◆ MATERIAL PROVIDED
■ ■ ■

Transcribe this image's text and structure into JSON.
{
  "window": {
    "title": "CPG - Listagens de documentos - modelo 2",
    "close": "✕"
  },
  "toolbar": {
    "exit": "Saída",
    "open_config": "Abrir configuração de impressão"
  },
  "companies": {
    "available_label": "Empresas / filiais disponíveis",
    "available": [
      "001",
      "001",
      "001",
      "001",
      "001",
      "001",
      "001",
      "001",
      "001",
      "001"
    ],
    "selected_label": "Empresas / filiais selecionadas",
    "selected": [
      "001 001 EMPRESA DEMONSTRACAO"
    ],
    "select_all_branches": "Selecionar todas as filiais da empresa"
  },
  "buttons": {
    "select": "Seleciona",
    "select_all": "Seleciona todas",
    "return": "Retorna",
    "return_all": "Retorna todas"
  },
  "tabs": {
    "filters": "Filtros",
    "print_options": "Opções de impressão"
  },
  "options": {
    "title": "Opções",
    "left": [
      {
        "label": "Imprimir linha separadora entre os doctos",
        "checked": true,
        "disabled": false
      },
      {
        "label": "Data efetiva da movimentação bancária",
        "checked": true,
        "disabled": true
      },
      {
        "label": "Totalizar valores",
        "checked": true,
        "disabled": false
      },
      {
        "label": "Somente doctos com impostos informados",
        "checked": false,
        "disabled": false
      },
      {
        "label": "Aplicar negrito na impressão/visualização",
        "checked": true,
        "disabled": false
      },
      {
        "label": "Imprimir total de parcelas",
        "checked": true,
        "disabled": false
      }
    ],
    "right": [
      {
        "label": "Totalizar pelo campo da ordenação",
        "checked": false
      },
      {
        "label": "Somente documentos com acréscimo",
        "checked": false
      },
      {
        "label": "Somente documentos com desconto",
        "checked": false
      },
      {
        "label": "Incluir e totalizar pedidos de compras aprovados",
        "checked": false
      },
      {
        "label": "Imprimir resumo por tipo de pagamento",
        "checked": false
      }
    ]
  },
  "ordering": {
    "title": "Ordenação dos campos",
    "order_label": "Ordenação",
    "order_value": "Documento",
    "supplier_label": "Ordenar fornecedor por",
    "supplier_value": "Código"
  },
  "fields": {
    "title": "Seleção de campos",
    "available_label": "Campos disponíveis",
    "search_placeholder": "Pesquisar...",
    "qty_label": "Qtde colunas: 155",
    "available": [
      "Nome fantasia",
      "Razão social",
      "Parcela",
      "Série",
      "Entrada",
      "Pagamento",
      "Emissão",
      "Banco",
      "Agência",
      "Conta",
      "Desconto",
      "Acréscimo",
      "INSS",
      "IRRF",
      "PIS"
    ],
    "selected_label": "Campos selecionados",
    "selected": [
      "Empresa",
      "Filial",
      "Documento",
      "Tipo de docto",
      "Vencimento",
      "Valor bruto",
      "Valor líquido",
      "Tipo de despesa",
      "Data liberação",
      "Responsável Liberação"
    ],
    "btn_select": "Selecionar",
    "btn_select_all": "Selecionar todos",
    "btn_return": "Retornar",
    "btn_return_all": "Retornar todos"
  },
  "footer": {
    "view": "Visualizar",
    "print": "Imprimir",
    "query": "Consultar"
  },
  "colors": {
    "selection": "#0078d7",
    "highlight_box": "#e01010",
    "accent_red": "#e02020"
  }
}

■ ■ ■

◆ GIVEN TASK
Locate all lines in the listing above with the word "Selecionar". Copy them.

◆ FINISHED ANSWER
    "select_all_branches": "Selecionar todas as filiais da empresa"
    "btn_select": "Selecionar",
    "btn_select_all": "Selecionar todos",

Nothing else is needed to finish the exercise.